Prompt –
Reproduce the entries below in full, word for word.

Input –
start

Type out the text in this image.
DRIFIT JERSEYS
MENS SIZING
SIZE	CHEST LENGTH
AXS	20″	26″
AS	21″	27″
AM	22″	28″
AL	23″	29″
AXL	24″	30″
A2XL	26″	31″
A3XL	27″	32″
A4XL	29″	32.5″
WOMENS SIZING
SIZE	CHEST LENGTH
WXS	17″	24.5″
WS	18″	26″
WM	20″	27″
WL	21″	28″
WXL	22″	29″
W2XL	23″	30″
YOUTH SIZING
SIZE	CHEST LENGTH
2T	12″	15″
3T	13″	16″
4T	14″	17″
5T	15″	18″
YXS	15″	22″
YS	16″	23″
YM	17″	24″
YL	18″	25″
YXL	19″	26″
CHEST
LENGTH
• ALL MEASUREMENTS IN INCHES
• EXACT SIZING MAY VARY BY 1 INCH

end

Written answer –
Type out the text in this image.
DRIFIT JERSEYS
MENS SIZING
SIZE	CHEST LENGTH
AXS	20″	26″
AS	21″	27″
AM	22″	28″
AL	23″	29″
AXL	24″	30″
A2XL	26″	31″
A3XL	27″	32″
A4XL	29″	32.5″
WOMENS SIZING
SIZE	CHEST LENGTH
WXS	17″	24.5″
WS	18″	26″
WM	20″	27″
WL	21″	28″
WXL	22″	29″
W2XL	23″	30″
YOUTH SIZING
SIZE	CHEST LENGTH
2T	12″	15″
3T	13″	16″
4T	14″	17″
5T	15″	18″
YXS	15″	22″
YS	16″	23″
YM	17″	24″
YL	18″	25″
YXL	19″	26″
CHEST
LENGTH
• ALL MEASUREMENTS IN INCHES
• EXACT SIZING MAY VARY BY 1 INCH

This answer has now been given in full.